What you will do
Go through the records underneath and write each one out again exactly.

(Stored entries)
══════

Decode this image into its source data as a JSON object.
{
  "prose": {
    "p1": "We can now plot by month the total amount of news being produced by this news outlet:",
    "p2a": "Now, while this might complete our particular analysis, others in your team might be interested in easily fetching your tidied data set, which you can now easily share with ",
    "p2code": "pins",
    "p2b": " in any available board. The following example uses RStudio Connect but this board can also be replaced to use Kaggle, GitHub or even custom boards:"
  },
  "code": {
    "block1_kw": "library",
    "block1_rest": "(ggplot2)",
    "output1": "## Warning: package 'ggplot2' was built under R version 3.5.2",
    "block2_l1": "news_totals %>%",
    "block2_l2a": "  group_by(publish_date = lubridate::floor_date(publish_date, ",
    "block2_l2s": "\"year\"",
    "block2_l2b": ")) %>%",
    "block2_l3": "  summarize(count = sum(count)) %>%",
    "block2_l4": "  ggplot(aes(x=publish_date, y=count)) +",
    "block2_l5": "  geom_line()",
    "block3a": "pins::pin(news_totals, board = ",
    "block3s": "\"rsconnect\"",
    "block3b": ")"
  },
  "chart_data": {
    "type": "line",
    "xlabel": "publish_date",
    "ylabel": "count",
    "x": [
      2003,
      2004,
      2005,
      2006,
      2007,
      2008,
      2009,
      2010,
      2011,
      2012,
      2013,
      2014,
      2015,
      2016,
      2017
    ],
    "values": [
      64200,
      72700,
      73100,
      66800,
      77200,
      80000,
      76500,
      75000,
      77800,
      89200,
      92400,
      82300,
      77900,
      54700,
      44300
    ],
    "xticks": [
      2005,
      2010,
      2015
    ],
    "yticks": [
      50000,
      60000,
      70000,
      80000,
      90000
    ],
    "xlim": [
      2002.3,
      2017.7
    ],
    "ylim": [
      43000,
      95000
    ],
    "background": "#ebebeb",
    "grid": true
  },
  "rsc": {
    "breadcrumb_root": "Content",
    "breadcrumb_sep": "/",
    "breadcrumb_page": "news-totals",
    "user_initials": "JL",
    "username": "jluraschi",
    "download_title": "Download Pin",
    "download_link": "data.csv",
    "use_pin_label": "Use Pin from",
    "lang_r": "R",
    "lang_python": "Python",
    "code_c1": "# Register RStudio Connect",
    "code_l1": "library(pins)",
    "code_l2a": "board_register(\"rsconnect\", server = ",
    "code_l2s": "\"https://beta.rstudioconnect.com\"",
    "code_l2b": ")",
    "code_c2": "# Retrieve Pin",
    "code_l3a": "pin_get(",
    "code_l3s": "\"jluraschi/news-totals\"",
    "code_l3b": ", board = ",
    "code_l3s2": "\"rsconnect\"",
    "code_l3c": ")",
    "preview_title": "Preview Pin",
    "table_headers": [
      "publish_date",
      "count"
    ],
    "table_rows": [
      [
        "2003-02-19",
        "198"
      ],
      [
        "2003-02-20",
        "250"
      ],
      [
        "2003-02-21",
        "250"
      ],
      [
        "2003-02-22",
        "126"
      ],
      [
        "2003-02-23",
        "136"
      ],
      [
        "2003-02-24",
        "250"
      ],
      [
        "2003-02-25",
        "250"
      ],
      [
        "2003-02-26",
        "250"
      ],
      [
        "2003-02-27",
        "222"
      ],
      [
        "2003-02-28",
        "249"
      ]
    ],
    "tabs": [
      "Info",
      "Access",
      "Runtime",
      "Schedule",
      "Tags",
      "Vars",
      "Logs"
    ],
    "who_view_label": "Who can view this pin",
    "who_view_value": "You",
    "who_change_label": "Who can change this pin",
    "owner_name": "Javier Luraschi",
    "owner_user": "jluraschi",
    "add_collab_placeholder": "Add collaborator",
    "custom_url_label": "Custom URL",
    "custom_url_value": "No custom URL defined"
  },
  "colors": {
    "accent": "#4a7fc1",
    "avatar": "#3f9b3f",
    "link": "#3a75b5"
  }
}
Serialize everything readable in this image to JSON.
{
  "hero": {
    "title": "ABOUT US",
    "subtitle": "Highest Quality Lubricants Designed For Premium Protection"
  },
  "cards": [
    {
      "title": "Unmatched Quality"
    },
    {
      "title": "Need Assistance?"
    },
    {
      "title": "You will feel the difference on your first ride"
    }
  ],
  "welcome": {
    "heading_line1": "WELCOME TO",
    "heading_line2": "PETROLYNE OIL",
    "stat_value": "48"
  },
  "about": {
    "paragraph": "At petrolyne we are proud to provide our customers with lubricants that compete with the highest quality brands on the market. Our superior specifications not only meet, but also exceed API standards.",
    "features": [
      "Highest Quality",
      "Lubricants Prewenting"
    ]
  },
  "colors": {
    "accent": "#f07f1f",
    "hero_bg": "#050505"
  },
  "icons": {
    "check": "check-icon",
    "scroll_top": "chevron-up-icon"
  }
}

══════

Complete output
Decode this image into its source data as a JSON object.
{
  "prose": {
    "p1": "We can now plot by month the total amount of news being produced by this news outlet:",
    "p2a": "Now, while this might complete our particular analysis, others in your team might be interested in easily fetching your tidied data set, which you can now easily share with ",
    "p2code": "pins",
    "p2b": " in any available board. The following example uses RStudio Connect but this board can also be replaced to use Kaggle, GitHub or even custom boards:"
  },
  "code": {
    "block1_kw": "library",
    "block1_rest": "(ggplot2)",
    "output1": "## Warning: package 'ggplot2' was built under R version 3.5.2",
    "block2_l1": "news_totals %>%",
    "block2_l2a": "  group_by(publish_date = lubridate::floor_date(publish_date, ",
    "block2_l2s": "\"year\"",
    "block2_l2b": ")) %>%",
    "block2_l3": "  summarize(count = sum(count)) %>%",
    "block2_l4": "  ggplot(aes(x=publish_date, y=count)) +",
    "block2_l5": "  geom_line()",
    "block3a": "pins::pin(news_totals, board = ",
    "block3s": "\"rsconnect\"",
    "block3b": ")"
  },
  "chart_data": {
    "type": "line",
    "xlabel": "publish_date",
    "ylabel": "count",
    "x": [
      2003,
      2004,
      2005,
      2006,
      2007,
      2008,
      2009,
      2010,
      2011,
      2012,
      2013,
      2014,
      2015,
      2016,
      2017
    ],
    "values": [
      64200,
      72700,
      73100,
      66800,
      77200,
      80000,
      76500,
      75000,
      77800,
      89200,
      92400,
      82300,
      77900,
      54700,
      44300
    ],
    "xticks": [
      2005,
      2010,
      2015
    ],
    "yticks": [
      50000,
      60000,
      70000,
      80000,
      90000
    ],
    "xlim": [
      2002.3,
      2017.7
    ],
    "ylim": [
      43000,
      95000
    ],
    "background": "#ebebeb",
    "grid": true
  },
  "rsc": {
    "breadcrumb_root": "Content",
    "breadcrumb_sep": "/",
    "breadcrumb_page": "news-totals",
    "user_initials": "JL",
    "username": "jluraschi",
    "download_title": "Download Pin",
    "download_link": "data.csv",
    "use_pin_label": "Use Pin from",
    "lang_r": "R",
    "lang_python": "Python",
    "code_c1": "# Register RStudio Connect",
    "code_l1": "library(pins)",
    "code_l2a": "board_register(\"rsconnect\", server = ",
    "code_l2s": "\"https://beta.rstudioconnect.com\"",
    "code_l2b": ")",
    "code_c2": "# Retrieve Pin",
    "code_l3a": "pin_get(",
    "code_l3s": "\"jluraschi/news-totals\"",
    "code_l3b": ", board = ",
    "code_l3s2": "\"rsconnect\"",
    "code_l3c": ")",
    "preview_title": "Preview Pin",
    "table_headers": [
      "publish_date",
      "count"
    ],
    "table_rows": [
      [
        "2003-02-19",
        "198"
      ],
      [
        "2003-02-20",
        "250"
      ],
      [
        "2003-02-21",
        "250"
      ],
      [
        "2003-02-22",
        "126"
      ],
      [
        "2003-02-23",
        "136"
      ],
      [
        "2003-02-24",
        "250"
      ],
      [
        "2003-02-25",
        "250"
      ],
      [
        "2003-02-26",
        "250"
      ],
      [
        "2003-02-27",
        "222"
      ],
      [
        "2003-02-28",
        "249"
      ]
    ],
    "tabs": [
      "Info",
      "Access",
      "Runtime",
      "Schedule",
      "Tags",
      "Vars",
      "Logs"
    ],
    "who_view_label": "Who can view this pin",
    "who_view_value": "You",
    "who_change_label": "Who can change this pin",
    "owner_name": "Javier Luraschi",
    "owner_user": "jluraschi",
    "add_collab_placeholder": "Add collaborator",
    "custom_url_label": "Custom URL",
    "custom_url_value": "No custom URL defined"
  },
  "colors": {
    "accent": "#4a7fc1",
    "avatar": "#3f9b3f",
    "link": "#3a75b5"
  }
}
Serialize everything readable in this image to JSON.
{
  "hero": {
    "title": "ABOUT US",
    "subtitle": "Highest Quality Lubricants Designed For Premium Protection"
  },
  "cards": [
    {
      "title": "Unmatched Quality"
    },
    {
      "title": "Need Assistance?"
    },
    {
      "title": "You will feel the difference on your first ride"
    }
  ],
  "welcome": {
    "heading_line1": "WELCOME TO",
    "heading_line2": "PETROLYNE OIL",
    "stat_value": "48"
  },
  "about": {
    "paragraph": "At petrolyne we are proud to provide our customers with lubricants that compete with the highest quality brands on the market. Our superior specifications not only meet, but also exceed API standards.",
    "features": [
      "Highest Quality",
      "Lubricants Prewenting"
    ]
  },
  "colors": {
    "accent": "#f07f1f",
    "hero_bg": "#050505"
  },
  "icons": {
    "check": "check-icon",
    "scroll_top": "chevron-up-icon"
  }
}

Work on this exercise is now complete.